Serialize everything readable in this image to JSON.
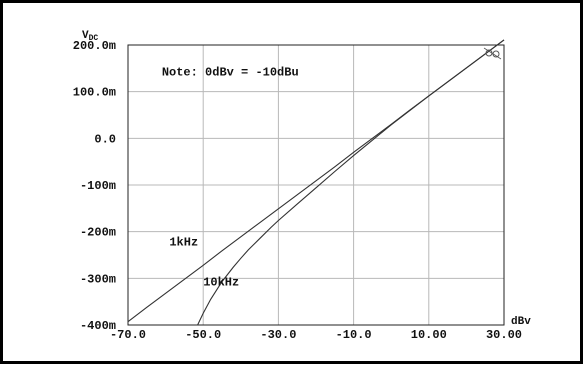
{
  "chart_data": {
    "type": "line",
    "title": "",
    "xlabel": "dBv",
    "ylabel": "VDC",
    "x_ticks": [
      "-70.0",
      "-50.0",
      "-30.0",
      "-10.0",
      "10.00",
      "30.00"
    ],
    "y_ticks": [
      "-400m",
      "-300m",
      "-200m",
      "-100m",
      "0.0",
      "100.0m",
      "200.0m"
    ],
    "xlim": [
      -70,
      30
    ],
    "ylim": [
      -0.4,
      0.2
    ],
    "grid": true,
    "annotations": [
      {
        "text": "Note: 0dBv = -10dBu",
        "x": -61,
        "y": 0.135
      },
      {
        "text": "1kHz",
        "x": -59,
        "y": -0.23
      },
      {
        "text": "10kHz",
        "x": -50,
        "y": -0.315
      }
    ],
    "series": [
      {
        "name": "1kHz",
        "x": [
          -70,
          -65,
          -60,
          -55,
          -50,
          -45,
          -40,
          -35,
          -30,
          -25,
          -20,
          -15,
          -10,
          -5,
          0,
          5,
          10,
          15,
          20,
          25,
          30
        ],
        "y": [
          -0.393,
          -0.362,
          -0.332,
          -0.302,
          -0.272,
          -0.241,
          -0.211,
          -0.181,
          -0.151,
          -0.121,
          -0.091,
          -0.061,
          -0.03,
          0.0,
          0.03,
          0.061,
          0.091,
          0.121,
          0.151,
          0.181,
          0.211
        ]
      },
      {
        "name": "10kHz",
        "x": [
          -51.5,
          -50,
          -48,
          -45,
          -42,
          -40,
          -38,
          -35,
          -32,
          -30,
          -25,
          -20,
          -15,
          -10,
          -5,
          0,
          10,
          20,
          30
        ],
        "y": [
          -0.4,
          -0.375,
          -0.345,
          -0.307,
          -0.276,
          -0.257,
          -0.239,
          -0.215,
          -0.191,
          -0.176,
          -0.141,
          -0.106,
          -0.071,
          -0.037,
          -0.004,
          0.029,
          0.091,
          0.151,
          0.211
        ]
      }
    ],
    "colors": {
      "grid": "#b8b8b8",
      "line": "#333333",
      "frame": "#000000"
    }
  }
}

The problem: Search the entries for the string "text" and collect each line that has it.

Problem solution:
        "text": "Note: 0dBv = -10dBu",
        "text": "1kHz",
        "text": "10kHz",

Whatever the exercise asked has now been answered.